- _EXERCISE GOAL_: Review the lines that follow and copy each one that contains the word "advertising".

- _GIVEN DATA_:
-- Start --

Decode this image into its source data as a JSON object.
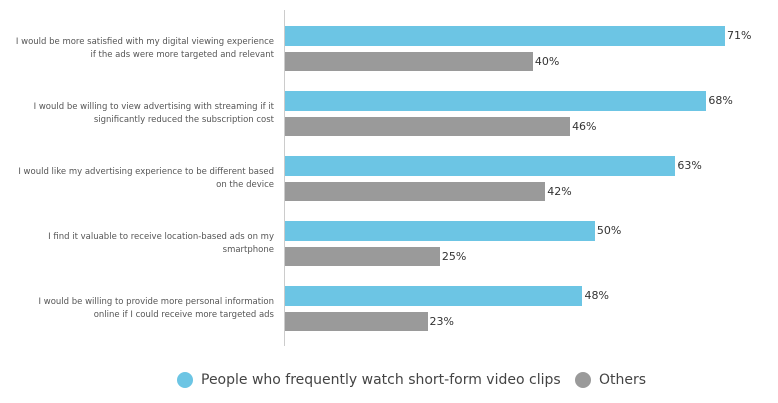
{
  "chart_data": {
    "type": "bar",
    "orientation": "horizontal",
    "categories": [
      "I would be more satisfied with my digital viewing experience if the ads were more targeted and relevant",
      "I would be willing to view advertising with streaming if it significantly reduced the subscription cost",
      "I would like my advertising experience to be different based on the device",
      "I find it valuable to receive location-based ads on my smartphone",
      "I would be willing to provide more personal information online if I could receive more targeted ads"
    ],
    "series": [
      {
        "name": "People who frequently watch short-form video clips",
        "color": "#6cc5e4",
        "values": [
          71,
          68,
          63,
          50,
          48
        ],
        "value_labels": [
          "71%",
          "68%",
          "63%",
          "50%",
          "48%"
        ]
      },
      {
        "name": "Others",
        "color": "#9a9a9a",
        "values": [
          40,
          46,
          42,
          25,
          23
        ],
        "value_labels": [
          "40%",
          "46%",
          "42%",
          "25%",
          "23%"
        ]
      }
    ],
    "legend": "bottom"
  }
}
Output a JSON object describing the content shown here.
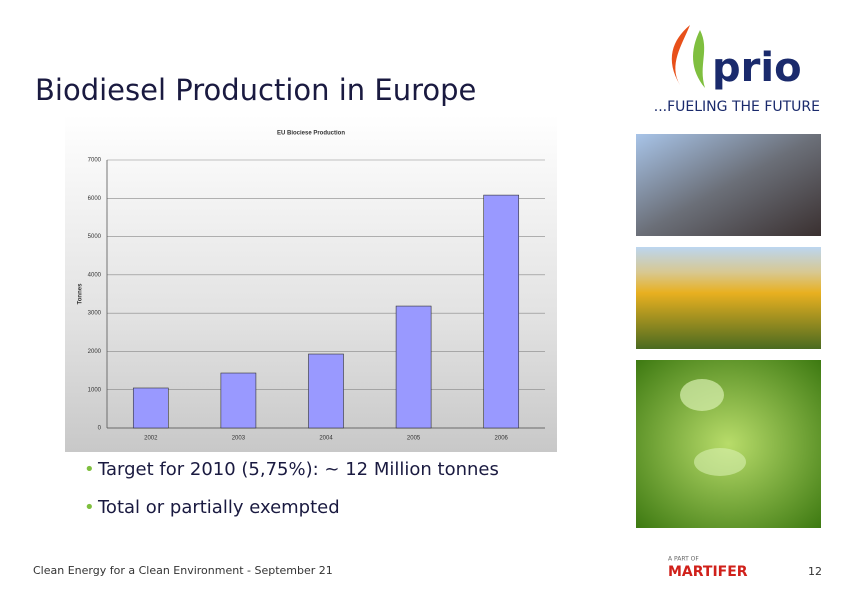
{
  "title": "Biodiesel Production in Europe",
  "bullets": [
    "Target for 2010 (5,75%): ~ 12 Million tonnes",
    "Total or partially exempted"
  ],
  "footer": "Clean Energy for a Clean Environment - September 21",
  "page_number": "12",
  "logo": {
    "name": "prio",
    "tagline": "...FUELING THE FUTURE"
  },
  "partner": {
    "prefix": "A PART OF",
    "name": "MARTIFER"
  },
  "chart_data": {
    "type": "bar",
    "title": "EU Biociese Production",
    "y_label": "Tonnes",
    "categories": [
      "2002",
      "2003",
      "2004",
      "2005",
      "2006"
    ],
    "values": [
      1045,
      1436,
      1932,
      3185,
      6083
    ],
    "color": "#9999ff",
    "ylim": [
      0,
      7000
    ],
    "yticks": [
      0,
      1000,
      2000,
      3000,
      4000,
      5000,
      6000,
      7000
    ],
    "grid": true
  }
}
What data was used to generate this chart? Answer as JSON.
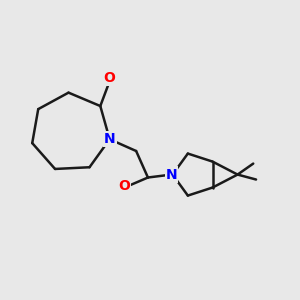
{
  "background_color": "#e8e8e8",
  "bond_color": "#1a1a1a",
  "N_color": "#0000ff",
  "O_color": "#ff0000",
  "line_width": 1.8,
  "font_size_atom": 10,
  "figsize": [
    3.0,
    3.0
  ],
  "dpi": 100,
  "xlim": [
    0.0,
    1.0
  ],
  "ylim": [
    0.0,
    1.0
  ]
}
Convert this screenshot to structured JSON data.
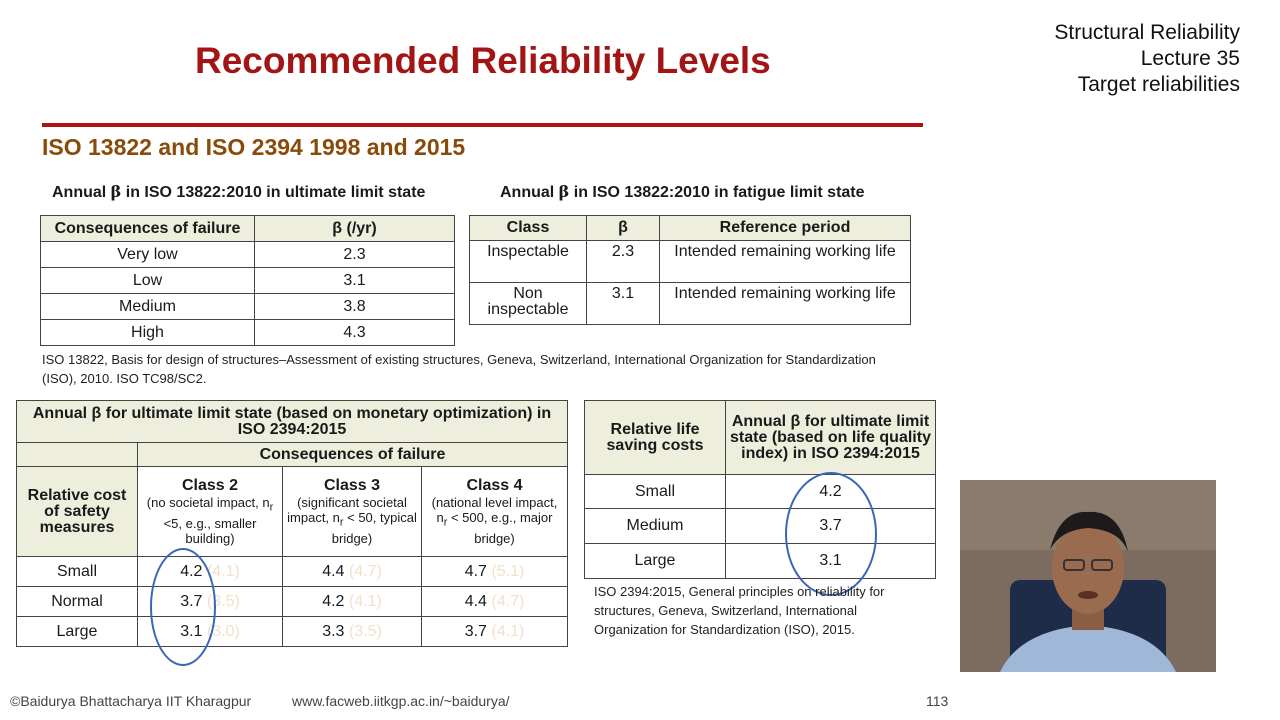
{
  "slide": {
    "title": "Recommended Reliability Levels",
    "corner": {
      "line1": "Structural Reliability",
      "line2": "Lecture 35",
      "line3": "Target reliabilities"
    },
    "subtitle": "ISO 13822 and ISO 2394 1998 and 2015"
  },
  "table1": {
    "caption_pre": "Annual",
    "caption_symbol": "β",
    "caption_post": "in ISO 13822:2010 in ultimate limit state",
    "headers": [
      "Consequences of failure",
      "β  (/yr)"
    ],
    "rows": [
      [
        "Very low",
        "2.3"
      ],
      [
        "Low",
        "3.1"
      ],
      [
        "Medium",
        "3.8"
      ],
      [
        "High",
        "4.3"
      ]
    ]
  },
  "table2": {
    "caption_pre": "Annual",
    "caption_symbol": "β",
    "caption_post": "in ISO 13822:2010  in fatigue limit state",
    "headers": [
      "Class",
      "β",
      "Reference period"
    ],
    "rows": [
      [
        "Inspectable",
        "2.3",
        "Intended remaining working life"
      ],
      [
        "Non inspectable",
        "3.1",
        "Intended remaining working life"
      ]
    ]
  },
  "ref1": "ISO 13822, Basis for design of structures–Assessment  of existing structures, Geneva, Switzerland, International Organization for Standardization (ISO), 2010. ISO TC98/SC2.",
  "table3": {
    "header": "Annual  β for ultimate limit state (based on monetary optimization) in ISO 2394:2015",
    "consequences": "Consequences of failure",
    "row_header": "Relative cost of safety measures",
    "classes": [
      {
        "name": "Class 2",
        "desc_pre": "(no societal impact, n",
        "desc_sub": "r",
        "desc_post": " <5, e.g., smaller building)"
      },
      {
        "name": "Class 3",
        "desc_pre": "(significant societal impact, n",
        "desc_sub": "r",
        "desc_post": " < 50, typical bridge)"
      },
      {
        "name": "Class 4",
        "desc_pre": "(national level impact, n",
        "desc_sub": "r",
        "desc_post": " < 500, e.g., major bridge)"
      }
    ],
    "rows": [
      {
        "label": "Small",
        "values": [
          "4.2",
          "4.4",
          "4.7"
        ],
        "faded": [
          "(4.1)",
          "(4.7)",
          "(5.1)"
        ]
      },
      {
        "label": "Normal",
        "values": [
          "3.7",
          "4.2",
          "4.4"
        ],
        "faded": [
          "(3.5)",
          "(4.1)",
          "(4.7)"
        ]
      },
      {
        "label": "Large",
        "values": [
          "3.1",
          "3.3",
          "3.7"
        ],
        "faded": [
          "(3.0)",
          "(3.5)",
          "(4.1)"
        ]
      }
    ]
  },
  "table4": {
    "headers": [
      "Relative life saving costs",
      "Annual  β for ultimate limit state (based on life quality index) in ISO 2394:2015"
    ],
    "rows": [
      [
        "Small",
        "4.2"
      ],
      [
        "Medium",
        "3.7"
      ],
      [
        "Large",
        "3.1"
      ]
    ]
  },
  "ref2": "ISO 2394:2015, General principles on reliability for structures, Geneva, Switzerland, International Organization for Standardization (ISO), 2015.",
  "footer": {
    "copyright": "©Baidurya Bhattacharya   IIT Kharagpur",
    "url": "www.facweb.iitkgp.ac.in/~baidurya/",
    "page": "113"
  },
  "colors": {
    "title": "#a31515",
    "subtitle": "#8a4a08",
    "rule": "#b01212",
    "header_fill": "#eeeedd",
    "oval": "#3a66b8"
  }
}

-- End --

- _RESULT OF THE EXERCISE_:
      "I would be willing to view advertising with streaming if it significantly reduced the subscription cost",
      "I would like my advertising experience to be different based on the device",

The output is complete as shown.